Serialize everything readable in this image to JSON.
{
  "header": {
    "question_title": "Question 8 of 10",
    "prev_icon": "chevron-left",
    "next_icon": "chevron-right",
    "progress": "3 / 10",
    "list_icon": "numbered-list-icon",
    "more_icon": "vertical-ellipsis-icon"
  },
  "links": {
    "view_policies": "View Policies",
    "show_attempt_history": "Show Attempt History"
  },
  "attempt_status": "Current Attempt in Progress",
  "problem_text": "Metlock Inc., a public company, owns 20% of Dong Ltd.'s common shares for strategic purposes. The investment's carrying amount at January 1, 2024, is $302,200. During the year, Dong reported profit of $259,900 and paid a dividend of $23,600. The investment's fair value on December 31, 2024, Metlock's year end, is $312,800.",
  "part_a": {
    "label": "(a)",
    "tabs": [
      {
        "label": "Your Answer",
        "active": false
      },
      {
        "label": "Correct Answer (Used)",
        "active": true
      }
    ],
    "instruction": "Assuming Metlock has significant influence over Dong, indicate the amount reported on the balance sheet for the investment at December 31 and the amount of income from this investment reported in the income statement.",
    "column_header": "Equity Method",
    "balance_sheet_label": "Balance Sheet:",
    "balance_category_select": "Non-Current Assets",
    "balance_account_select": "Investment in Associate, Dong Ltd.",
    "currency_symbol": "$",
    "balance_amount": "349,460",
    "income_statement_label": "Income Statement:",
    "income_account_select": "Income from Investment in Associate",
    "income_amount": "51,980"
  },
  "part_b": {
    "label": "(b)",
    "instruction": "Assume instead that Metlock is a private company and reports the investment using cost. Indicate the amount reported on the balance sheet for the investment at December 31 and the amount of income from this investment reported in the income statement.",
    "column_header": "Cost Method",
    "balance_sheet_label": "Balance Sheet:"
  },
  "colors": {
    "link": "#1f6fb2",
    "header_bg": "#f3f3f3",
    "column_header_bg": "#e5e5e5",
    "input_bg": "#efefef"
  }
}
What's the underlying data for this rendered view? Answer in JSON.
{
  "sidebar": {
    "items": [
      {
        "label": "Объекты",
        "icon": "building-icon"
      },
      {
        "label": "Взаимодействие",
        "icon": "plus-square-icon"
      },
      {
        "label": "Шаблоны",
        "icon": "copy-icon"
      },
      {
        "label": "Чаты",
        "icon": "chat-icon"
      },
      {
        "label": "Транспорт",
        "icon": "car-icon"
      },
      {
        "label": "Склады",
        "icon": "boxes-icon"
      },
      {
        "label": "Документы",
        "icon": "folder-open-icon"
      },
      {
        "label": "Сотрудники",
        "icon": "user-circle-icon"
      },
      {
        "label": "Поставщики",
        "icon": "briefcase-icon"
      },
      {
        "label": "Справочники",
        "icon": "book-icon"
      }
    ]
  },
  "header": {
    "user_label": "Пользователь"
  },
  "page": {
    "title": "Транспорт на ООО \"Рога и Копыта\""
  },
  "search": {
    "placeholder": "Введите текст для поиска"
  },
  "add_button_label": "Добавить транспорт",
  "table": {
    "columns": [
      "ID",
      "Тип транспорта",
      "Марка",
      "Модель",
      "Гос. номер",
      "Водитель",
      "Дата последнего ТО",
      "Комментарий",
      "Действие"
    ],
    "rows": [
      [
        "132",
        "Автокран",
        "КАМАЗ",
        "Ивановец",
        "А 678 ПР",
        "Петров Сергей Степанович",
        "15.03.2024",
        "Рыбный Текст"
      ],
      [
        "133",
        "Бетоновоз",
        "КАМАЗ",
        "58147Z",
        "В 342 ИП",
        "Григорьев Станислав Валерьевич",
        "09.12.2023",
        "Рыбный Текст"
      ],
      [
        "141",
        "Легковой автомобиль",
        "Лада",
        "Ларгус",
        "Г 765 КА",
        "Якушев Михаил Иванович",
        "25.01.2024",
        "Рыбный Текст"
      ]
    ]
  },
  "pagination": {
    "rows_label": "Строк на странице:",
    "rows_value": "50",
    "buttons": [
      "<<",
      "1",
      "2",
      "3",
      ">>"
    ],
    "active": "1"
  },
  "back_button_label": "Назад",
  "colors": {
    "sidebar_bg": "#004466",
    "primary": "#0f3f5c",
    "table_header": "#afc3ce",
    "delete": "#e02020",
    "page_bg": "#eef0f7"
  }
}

==================================================

Goal: Return the listing above in its exact form.

Task answer:
Serialize everything readable in this image to JSON.
{
  "header": {
    "question_title": "Question 8 of 10",
    "prev_icon": "chevron-left",
    "next_icon": "chevron-right",
    "progress": "3 / 10",
    "list_icon": "numbered-list-icon",
    "more_icon": "vertical-ellipsis-icon"
  },
  "links": {
    "view_policies": "View Policies",
    "show_attempt_history": "Show Attempt History"
  },
  "attempt_status": "Current Attempt in Progress",
  "problem_text": "Metlock Inc., a public company, owns 20% of Dong Ltd.'s common shares for strategic purposes. The investment's carrying amount at January 1, 2024, is $302,200. During the year, Dong reported profit of $259,900 and paid a dividend of $23,600. The investment's fair value on December 31, 2024, Metlock's year end, is $312,800.",
  "part_a": {
    "label": "(a)",
    "tabs": [
      {
        "label": "Your Answer",
        "active": false
      },
      {
        "label": "Correct Answer (Used)",
        "active": true
      }
    ],
    "instruction": "Assuming Metlock has significant influence over Dong, indicate the amount reported on the balance sheet for the investment at December 31 and the amount of income from this investment reported in the income statement.",
    "column_header": "Equity Method",
    "balance_sheet_label": "Balance Sheet:",
    "balance_category_select": "Non-Current Assets",
    "balance_account_select": "Investment in Associate, Dong Ltd.",
    "currency_symbol": "$",
    "balance_amount": "349,460",
    "income_statement_label": "Income Statement:",
    "income_account_select": "Income from Investment in Associate",
    "income_amount": "51,980"
  },
  "part_b": {
    "label": "(b)",
    "instruction": "Assume instead that Metlock is a private company and reports the investment using cost. Indicate the amount reported on the balance sheet for the investment at December 31 and the amount of income from this investment reported in the income statement.",
    "column_header": "Cost Method",
    "balance_sheet_label": "Balance Sheet:"
  },
  "colors": {
    "link": "#1f6fb2",
    "header_bg": "#f3f3f3",
    "column_header_bg": "#e5e5e5",
    "input_bg": "#efefef"
  }
}
What's the underlying data for this rendered view? Answer in JSON.
{
  "sidebar": {
    "items": [
      {
        "label": "Объекты",
        "icon": "building-icon"
      },
      {
        "label": "Взаимодействие",
        "icon": "plus-square-icon"
      },
      {
        "label": "Шаблоны",
        "icon": "copy-icon"
      },
      {
        "label": "Чаты",
        "icon": "chat-icon"
      },
      {
        "label": "Транспорт",
        "icon": "car-icon"
      },
      {
        "label": "Склады",
        "icon": "boxes-icon"
      },
      {
        "label": "Документы",
        "icon": "folder-open-icon"
      },
      {
        "label": "Сотрудники",
        "icon": "user-circle-icon"
      },
      {
        "label": "Поставщики",
        "icon": "briefcase-icon"
      },
      {
        "label": "Справочники",
        "icon": "book-icon"
      }
    ]
  },
  "header": {
    "user_label": "Пользователь"
  },
  "page": {
    "title": "Транспорт на ООО \"Рога и Копыта\""
  },
  "search": {
    "placeholder": "Введите текст для поиска"
  },
  "add_button_label": "Добавить транспорт",
  "table": {
    "columns": [
      "ID",
      "Тип транспорта",
      "Марка",
      "Модель",
      "Гос. номер",
      "Водитель",
      "Дата последнего ТО",
      "Комментарий",
      "Действие"
    ],
    "rows": [
      [
        "132",
        "Автокран",
        "КАМАЗ",
        "Ивановец",
        "А 678 ПР",
        "Петров Сергей Степанович",
        "15.03.2024",
        "Рыбный Текст"
      ],
      [
        "133",
        "Бетоновоз",
        "КАМАЗ",
        "58147Z",
        "В 342 ИП",
        "Григорьев Станислав Валерьевич",
        "09.12.2023",
        "Рыбный Текст"
      ],
      [
        "141",
        "Легковой автомобиль",
        "Лада",
        "Ларгус",
        "Г 765 КА",
        "Якушев Михаил Иванович",
        "25.01.2024",
        "Рыбный Текст"
      ]
    ]
  },
  "pagination": {
    "rows_label": "Строк на странице:",
    "rows_value": "50",
    "buttons": [
      "<<",
      "1",
      "2",
      "3",
      ">>"
    ],
    "active": "1"
  },
  "back_button_label": "Назад",
  "colors": {
    "sidebar_bg": "#004466",
    "primary": "#0f3f5c",
    "table_header": "#afc3ce",
    "delete": "#e02020",
    "page_bg": "#eef0f7"
  }
}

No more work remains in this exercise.